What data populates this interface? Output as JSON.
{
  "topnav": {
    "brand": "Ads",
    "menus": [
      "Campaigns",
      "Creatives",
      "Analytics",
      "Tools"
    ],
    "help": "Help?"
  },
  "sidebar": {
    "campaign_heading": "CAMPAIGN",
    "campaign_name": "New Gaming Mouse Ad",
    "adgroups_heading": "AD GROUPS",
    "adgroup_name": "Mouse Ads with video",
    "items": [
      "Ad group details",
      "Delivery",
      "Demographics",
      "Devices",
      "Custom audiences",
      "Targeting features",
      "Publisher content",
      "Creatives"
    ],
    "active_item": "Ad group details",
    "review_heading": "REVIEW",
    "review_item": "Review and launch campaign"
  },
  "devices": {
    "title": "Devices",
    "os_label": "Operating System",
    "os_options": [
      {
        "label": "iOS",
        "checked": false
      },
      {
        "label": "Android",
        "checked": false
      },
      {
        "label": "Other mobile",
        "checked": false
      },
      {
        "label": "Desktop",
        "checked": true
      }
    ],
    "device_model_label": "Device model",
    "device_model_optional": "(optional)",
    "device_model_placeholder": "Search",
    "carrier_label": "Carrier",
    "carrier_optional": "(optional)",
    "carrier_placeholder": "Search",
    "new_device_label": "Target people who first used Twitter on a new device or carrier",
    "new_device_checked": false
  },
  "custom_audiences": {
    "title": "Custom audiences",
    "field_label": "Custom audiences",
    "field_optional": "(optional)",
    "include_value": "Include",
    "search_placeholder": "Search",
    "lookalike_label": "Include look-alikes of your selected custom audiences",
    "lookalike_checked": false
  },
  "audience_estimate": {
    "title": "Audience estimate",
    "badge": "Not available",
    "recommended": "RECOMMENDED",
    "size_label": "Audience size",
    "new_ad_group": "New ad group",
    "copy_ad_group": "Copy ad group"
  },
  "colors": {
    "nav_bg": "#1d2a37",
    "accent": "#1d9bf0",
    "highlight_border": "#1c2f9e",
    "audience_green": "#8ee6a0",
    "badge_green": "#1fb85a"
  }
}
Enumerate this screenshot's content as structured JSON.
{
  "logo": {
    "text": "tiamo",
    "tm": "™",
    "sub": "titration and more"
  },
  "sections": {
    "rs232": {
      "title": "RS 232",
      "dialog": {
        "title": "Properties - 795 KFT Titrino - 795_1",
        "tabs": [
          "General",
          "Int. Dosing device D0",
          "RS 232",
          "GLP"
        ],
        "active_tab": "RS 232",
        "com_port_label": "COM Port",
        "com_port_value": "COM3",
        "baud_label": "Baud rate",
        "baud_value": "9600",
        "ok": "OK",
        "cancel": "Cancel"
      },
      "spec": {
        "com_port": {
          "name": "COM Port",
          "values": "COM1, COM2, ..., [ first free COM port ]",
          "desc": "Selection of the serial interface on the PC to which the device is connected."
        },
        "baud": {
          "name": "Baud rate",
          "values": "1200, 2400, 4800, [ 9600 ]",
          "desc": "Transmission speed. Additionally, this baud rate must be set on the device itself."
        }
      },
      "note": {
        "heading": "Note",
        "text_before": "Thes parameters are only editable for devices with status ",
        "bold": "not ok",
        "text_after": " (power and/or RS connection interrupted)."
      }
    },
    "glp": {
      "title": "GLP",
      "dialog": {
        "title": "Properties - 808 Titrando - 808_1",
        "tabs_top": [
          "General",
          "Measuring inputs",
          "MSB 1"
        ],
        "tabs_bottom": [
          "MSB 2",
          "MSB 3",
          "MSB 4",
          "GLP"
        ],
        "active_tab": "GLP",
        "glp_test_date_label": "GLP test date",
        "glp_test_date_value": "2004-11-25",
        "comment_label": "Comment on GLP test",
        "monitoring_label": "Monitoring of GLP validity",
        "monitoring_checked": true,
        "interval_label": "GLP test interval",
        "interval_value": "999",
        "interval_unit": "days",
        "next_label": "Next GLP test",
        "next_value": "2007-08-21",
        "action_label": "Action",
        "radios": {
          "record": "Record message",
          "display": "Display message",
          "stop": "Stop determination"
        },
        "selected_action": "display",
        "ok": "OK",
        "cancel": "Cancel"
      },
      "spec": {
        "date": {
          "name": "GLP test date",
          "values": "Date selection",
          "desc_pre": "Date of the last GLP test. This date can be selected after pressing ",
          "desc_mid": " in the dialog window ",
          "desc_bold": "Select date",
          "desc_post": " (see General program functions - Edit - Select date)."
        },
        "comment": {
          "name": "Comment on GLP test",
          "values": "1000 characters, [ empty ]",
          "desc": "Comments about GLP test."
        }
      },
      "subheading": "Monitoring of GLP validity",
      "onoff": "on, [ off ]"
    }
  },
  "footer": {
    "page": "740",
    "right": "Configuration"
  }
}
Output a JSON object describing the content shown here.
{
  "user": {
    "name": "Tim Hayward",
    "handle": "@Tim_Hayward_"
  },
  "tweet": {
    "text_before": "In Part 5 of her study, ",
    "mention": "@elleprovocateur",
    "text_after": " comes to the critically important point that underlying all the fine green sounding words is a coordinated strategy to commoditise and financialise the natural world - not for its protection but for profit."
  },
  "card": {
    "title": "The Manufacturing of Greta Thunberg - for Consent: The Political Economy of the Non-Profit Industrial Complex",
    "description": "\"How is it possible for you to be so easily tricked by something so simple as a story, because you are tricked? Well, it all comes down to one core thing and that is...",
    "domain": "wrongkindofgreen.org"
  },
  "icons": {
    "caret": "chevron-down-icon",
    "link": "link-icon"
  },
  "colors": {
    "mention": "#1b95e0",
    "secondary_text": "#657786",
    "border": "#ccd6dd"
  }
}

——

» YOUR GOAL
Extract each line of the listing above, copying it word for word.

» ANSWER TO THE TASK
What data populates this interface? Output as JSON.
{
  "topnav": {
    "brand": "Ads",
    "menus": [
      "Campaigns",
      "Creatives",
      "Analytics",
      "Tools"
    ],
    "help": "Help?"
  },
  "sidebar": {
    "campaign_heading": "CAMPAIGN",
    "campaign_name": "New Gaming Mouse Ad",
    "adgroups_heading": "AD GROUPS",
    "adgroup_name": "Mouse Ads with video",
    "items": [
      "Ad group details",
      "Delivery",
      "Demographics",
      "Devices",
      "Custom audiences",
      "Targeting features",
      "Publisher content",
      "Creatives"
    ],
    "active_item": "Ad group details",
    "review_heading": "REVIEW",
    "review_item": "Review and launch campaign"
  },
  "devices": {
    "title": "Devices",
    "os_label": "Operating System",
    "os_options": [
      {
        "label": "iOS",
        "checked": false
      },
      {
        "label": "Android",
        "checked": false
      },
      {
        "label": "Other mobile",
        "checked": false
      },
      {
        "label": "Desktop",
        "checked": true
      }
    ],
    "device_model_label": "Device model",
    "device_model_optional": "(optional)",
    "device_model_placeholder": "Search",
    "carrier_label": "Carrier",
    "carrier_optional": "(optional)",
    "carrier_placeholder": "Search",
    "new_device_label": "Target people who first used Twitter on a new device or carrier",
    "new_device_checked": false
  },
  "custom_audiences": {
    "title": "Custom audiences",
    "field_label": "Custom audiences",
    "field_optional": "(optional)",
    "include_value": "Include",
    "search_placeholder": "Search",
    "lookalike_label": "Include look-alikes of your selected custom audiences",
    "lookalike_checked": false
  },
  "audience_estimate": {
    "title": "Audience estimate",
    "badge": "Not available",
    "recommended": "RECOMMENDED",
    "size_label": "Audience size",
    "new_ad_group": "New ad group",
    "copy_ad_group": "Copy ad group"
  },
  "colors": {
    "nav_bg": "#1d2a37",
    "accent": "#1d9bf0",
    "highlight_border": "#1c2f9e",
    "audience_green": "#8ee6a0",
    "badge_green": "#1fb85a"
  }
}
Enumerate this screenshot's content as structured JSON.
{
  "logo": {
    "text": "tiamo",
    "tm": "™",
    "sub": "titration and more"
  },
  "sections": {
    "rs232": {
      "title": "RS 232",
      "dialog": {
        "title": "Properties - 795 KFT Titrino - 795_1",
        "tabs": [
          "General",
          "Int. Dosing device D0",
          "RS 232",
          "GLP"
        ],
        "active_tab": "RS 232",
        "com_port_label": "COM Port",
        "com_port_value": "COM3",
        "baud_label": "Baud rate",
        "baud_value": "9600",
        "ok": "OK",
        "cancel": "Cancel"
      },
      "spec": {
        "com_port": {
          "name": "COM Port",
          "values": "COM1, COM2, ..., [ first free COM port ]",
          "desc": "Selection of the serial interface on the PC to which the device is connected."
        },
        "baud": {
          "name": "Baud rate",
          "values": "1200, 2400, 4800, [ 9600 ]",
          "desc": "Transmission speed. Additionally, this baud rate must be set on the device itself."
        }
      },
      "note": {
        "heading": "Note",
        "text_before": "Thes parameters are only editable for devices with status ",
        "bold": "not ok",
        "text_after": " (power and/or RS connection interrupted)."
      }
    },
    "glp": {
      "title": "GLP",
      "dialog": {
        "title": "Properties - 808 Titrando - 808_1",
        "tabs_top": [
          "General",
          "Measuring inputs",
          "MSB 1"
        ],
        "tabs_bottom": [
          "MSB 2",
          "MSB 3",
          "MSB 4",
          "GLP"
        ],
        "active_tab": "GLP",
        "glp_test_date_label": "GLP test date",
        "glp_test_date_value": "2004-11-25",
        "comment_label": "Comment on GLP test",
        "monitoring_label": "Monitoring of GLP validity",
        "monitoring_checked": true,
        "interval_label": "GLP test interval",
        "interval_value": "999",
        "interval_unit": "days",
        "next_label": "Next GLP test",
        "next_value": "2007-08-21",
        "action_label": "Action",
        "radios": {
          "record": "Record message",
          "display": "Display message",
          "stop": "Stop determination"
        },
        "selected_action": "display",
        "ok": "OK",
        "cancel": "Cancel"
      },
      "spec": {
        "date": {
          "name": "GLP test date",
          "values": "Date selection",
          "desc_pre": "Date of the last GLP test. This date can be selected after pressing ",
          "desc_mid": " in the dialog window ",
          "desc_bold": "Select date",
          "desc_post": " (see General program functions - Edit - Select date)."
        },
        "comment": {
          "name": "Comment on GLP test",
          "values": "1000 characters, [ empty ]",
          "desc": "Comments about GLP test."
        }
      },
      "subheading": "Monitoring of GLP validity",
      "onoff": "on, [ off ]"
    }
  },
  "footer": {
    "page": "740",
    "right": "Configuration"
  }
}
Output a JSON object describing the content shown here.
{
  "user": {
    "name": "Tim Hayward",
    "handle": "@Tim_Hayward_"
  },
  "tweet": {
    "text_before": "In Part 5 of her study, ",
    "mention": "@elleprovocateur",
    "text_after": " comes to the critically important point that underlying all the fine green sounding words is a coordinated strategy to commoditise and financialise the natural world - not for its protection but for profit."
  },
  "card": {
    "title": "The Manufacturing of Greta Thunberg - for Consent: The Political Economy of the Non-Profit Industrial Complex",
    "description": "\"How is it possible for you to be so easily tricked by something so simple as a story, because you are tricked? Well, it all comes down to one core thing and that is...",
    "domain": "wrongkindofgreen.org"
  },
  "icons": {
    "caret": "chevron-down-icon",
    "link": "link-icon"
  },
  "colors": {
    "mention": "#1b95e0",
    "secondary_text": "#657786",
    "border": "#ccd6dd"
  }
}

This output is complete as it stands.